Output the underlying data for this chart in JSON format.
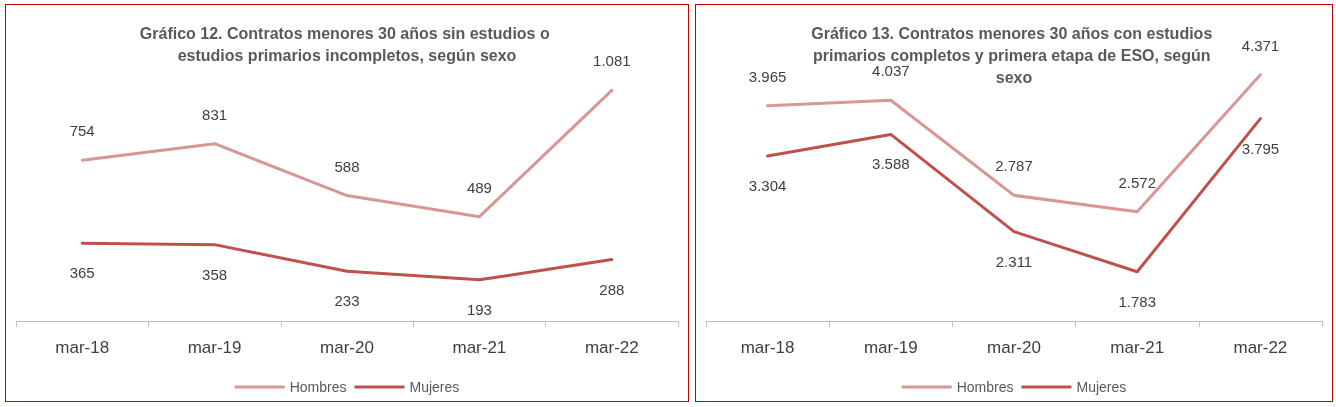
{
  "chart_data": [
    {
      "type": "line",
      "title": "Gráfico 12. Contratos menores 30 años sin estudios o estudios primarios incompletos, según sexo",
      "categories": [
        "mar-18",
        "mar-19",
        "mar-20",
        "mar-21",
        "mar-22"
      ],
      "series": [
        {
          "name": "Hombres",
          "color": "#d99694",
          "values": [
            754,
            831,
            588,
            489,
            1081
          ],
          "value_labels": [
            "754",
            "831",
            "588",
            "489",
            "1.081"
          ]
        },
        {
          "name": "Mujeres",
          "color": "#c0504d",
          "values": [
            365,
            358,
            233,
            193,
            288
          ],
          "value_labels": [
            "365",
            "358",
            "233",
            "193",
            "288"
          ]
        }
      ],
      "marker": "none",
      "legend": "bottom",
      "grid": false
    },
    {
      "type": "line",
      "title": "Gráfico 13. Contratos menores 30 años con estudios primarios completos y primera etapa de ESO, según sexo",
      "categories": [
        "mar-18",
        "mar-19",
        "mar-20",
        "mar-21",
        "mar-22"
      ],
      "series": [
        {
          "name": "Hombres",
          "color": "#d99694",
          "values": [
            3965,
            4037,
            2787,
            2572,
            4371
          ],
          "value_labels": [
            "3.965",
            "4.037",
            "2.787",
            "2.572",
            "4.371"
          ]
        },
        {
          "name": "Mujeres",
          "color": "#c0504d",
          "values": [
            3304,
            3588,
            2311,
            1783,
            3795
          ],
          "value_labels": [
            "3.304",
            "3.588",
            "2.311",
            "1.783",
            "3.795"
          ]
        }
      ],
      "marker": "none",
      "legend": "bottom",
      "grid": false
    }
  ]
}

==*==

Objective: From the data above, write out everything exactly except the pictures.

Answer for this exercise:
Output the underlying data for this chart in JSON format.
{
  "chart_data": [
    {
      "type": "line",
      "title": "Gráfico 12. Contratos menores 30 años sin estudios o estudios primarios incompletos, según sexo",
      "categories": [
        "mar-18",
        "mar-19",
        "mar-20",
        "mar-21",
        "mar-22"
      ],
      "series": [
        {
          "name": "Hombres",
          "color": "#d99694",
          "values": [
            754,
            831,
            588,
            489,
            1081
          ],
          "value_labels": [
            "754",
            "831",
            "588",
            "489",
            "1.081"
          ]
        },
        {
          "name": "Mujeres",
          "color": "#c0504d",
          "values": [
            365,
            358,
            233,
            193,
            288
          ],
          "value_labels": [
            "365",
            "358",
            "233",
            "193",
            "288"
          ]
        }
      ],
      "marker": "none",
      "legend": "bottom",
      "grid": false
    },
    {
      "type": "line",
      "title": "Gráfico 13. Contratos menores 30 años con estudios primarios completos y primera etapa de ESO, según sexo",
      "categories": [
        "mar-18",
        "mar-19",
        "mar-20",
        "mar-21",
        "mar-22"
      ],
      "series": [
        {
          "name": "Hombres",
          "color": "#d99694",
          "values": [
            3965,
            4037,
            2787,
            2572,
            4371
          ],
          "value_labels": [
            "3.965",
            "4.037",
            "2.787",
            "2.572",
            "4.371"
          ]
        },
        {
          "name": "Mujeres",
          "color": "#c0504d",
          "values": [
            3304,
            3588,
            2311,
            1783,
            3795
          ],
          "value_labels": [
            "3.304",
            "3.588",
            "2.311",
            "1.783",
            "3.795"
          ]
        }
      ],
      "marker": "none",
      "legend": "bottom",
      "grid": false
    }
  ]
}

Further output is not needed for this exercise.